Brief:
Find each line with the string "cases" and report it.

[Entries from a dataset]

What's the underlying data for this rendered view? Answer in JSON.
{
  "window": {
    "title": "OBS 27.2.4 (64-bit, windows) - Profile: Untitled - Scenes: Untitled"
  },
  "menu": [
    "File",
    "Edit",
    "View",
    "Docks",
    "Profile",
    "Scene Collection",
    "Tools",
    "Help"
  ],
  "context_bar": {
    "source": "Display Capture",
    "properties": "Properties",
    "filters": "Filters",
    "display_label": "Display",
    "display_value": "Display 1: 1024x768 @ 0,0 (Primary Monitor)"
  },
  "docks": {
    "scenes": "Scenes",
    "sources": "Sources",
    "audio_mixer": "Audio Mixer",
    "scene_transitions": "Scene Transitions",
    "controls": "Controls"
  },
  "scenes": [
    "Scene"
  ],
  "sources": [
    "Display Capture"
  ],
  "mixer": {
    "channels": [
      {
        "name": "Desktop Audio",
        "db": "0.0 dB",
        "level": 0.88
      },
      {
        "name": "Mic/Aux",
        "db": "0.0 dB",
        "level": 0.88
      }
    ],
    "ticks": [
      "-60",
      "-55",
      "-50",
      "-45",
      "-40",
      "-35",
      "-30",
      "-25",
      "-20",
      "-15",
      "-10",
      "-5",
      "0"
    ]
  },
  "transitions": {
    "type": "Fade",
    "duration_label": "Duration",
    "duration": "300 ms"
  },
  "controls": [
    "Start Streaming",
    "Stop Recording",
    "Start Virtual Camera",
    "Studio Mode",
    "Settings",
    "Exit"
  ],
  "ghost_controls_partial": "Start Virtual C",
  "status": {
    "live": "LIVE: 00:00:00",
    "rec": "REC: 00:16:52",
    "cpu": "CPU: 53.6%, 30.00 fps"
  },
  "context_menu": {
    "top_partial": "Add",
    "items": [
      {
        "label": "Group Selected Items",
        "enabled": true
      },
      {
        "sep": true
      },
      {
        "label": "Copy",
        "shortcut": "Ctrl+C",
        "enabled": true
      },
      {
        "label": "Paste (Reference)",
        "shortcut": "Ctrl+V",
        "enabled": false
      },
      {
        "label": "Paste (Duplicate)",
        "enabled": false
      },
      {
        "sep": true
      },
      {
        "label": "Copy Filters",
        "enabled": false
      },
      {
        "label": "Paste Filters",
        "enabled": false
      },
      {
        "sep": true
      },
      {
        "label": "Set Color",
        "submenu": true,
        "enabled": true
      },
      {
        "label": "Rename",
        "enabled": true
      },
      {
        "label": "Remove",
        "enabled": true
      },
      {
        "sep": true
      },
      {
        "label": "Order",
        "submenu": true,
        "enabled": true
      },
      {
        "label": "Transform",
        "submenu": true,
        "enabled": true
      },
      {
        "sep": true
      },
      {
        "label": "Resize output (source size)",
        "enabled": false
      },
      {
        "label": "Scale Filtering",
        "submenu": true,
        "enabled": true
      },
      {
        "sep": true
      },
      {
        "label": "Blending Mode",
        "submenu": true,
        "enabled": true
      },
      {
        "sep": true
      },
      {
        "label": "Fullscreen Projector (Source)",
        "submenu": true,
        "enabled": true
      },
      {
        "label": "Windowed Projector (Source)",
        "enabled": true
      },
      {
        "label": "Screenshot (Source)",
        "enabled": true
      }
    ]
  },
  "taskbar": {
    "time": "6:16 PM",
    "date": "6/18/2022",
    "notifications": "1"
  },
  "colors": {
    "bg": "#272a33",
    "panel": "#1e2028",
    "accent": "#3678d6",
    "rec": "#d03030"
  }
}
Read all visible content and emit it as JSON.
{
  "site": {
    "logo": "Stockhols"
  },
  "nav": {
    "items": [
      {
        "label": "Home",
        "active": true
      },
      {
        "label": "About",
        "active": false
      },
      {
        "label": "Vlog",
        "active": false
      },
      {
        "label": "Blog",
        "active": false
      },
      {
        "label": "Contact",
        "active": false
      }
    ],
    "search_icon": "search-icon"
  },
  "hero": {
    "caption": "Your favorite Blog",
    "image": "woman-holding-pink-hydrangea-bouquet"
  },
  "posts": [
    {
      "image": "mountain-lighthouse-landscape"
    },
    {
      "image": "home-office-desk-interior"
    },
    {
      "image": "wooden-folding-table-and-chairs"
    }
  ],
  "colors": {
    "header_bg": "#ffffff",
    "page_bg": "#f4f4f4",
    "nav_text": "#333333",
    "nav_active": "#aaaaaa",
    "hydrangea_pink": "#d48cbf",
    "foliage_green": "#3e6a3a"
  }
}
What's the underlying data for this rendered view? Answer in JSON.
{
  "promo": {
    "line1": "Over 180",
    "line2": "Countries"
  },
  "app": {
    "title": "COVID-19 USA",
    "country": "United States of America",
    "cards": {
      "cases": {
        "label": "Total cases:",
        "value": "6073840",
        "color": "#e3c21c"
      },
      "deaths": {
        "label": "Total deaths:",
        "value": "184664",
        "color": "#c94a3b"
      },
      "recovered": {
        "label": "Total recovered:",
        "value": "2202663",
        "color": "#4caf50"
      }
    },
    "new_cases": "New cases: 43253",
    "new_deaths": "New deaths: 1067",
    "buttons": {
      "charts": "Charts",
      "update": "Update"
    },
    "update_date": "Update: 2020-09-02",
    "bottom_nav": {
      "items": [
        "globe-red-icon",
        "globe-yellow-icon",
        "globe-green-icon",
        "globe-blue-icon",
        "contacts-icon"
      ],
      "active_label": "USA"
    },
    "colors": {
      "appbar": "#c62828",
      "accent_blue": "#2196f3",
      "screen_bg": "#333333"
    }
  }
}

Response to this task:
      "cases": {
        "label": "Total cases:",
    "new_cases": "New cases: 43253",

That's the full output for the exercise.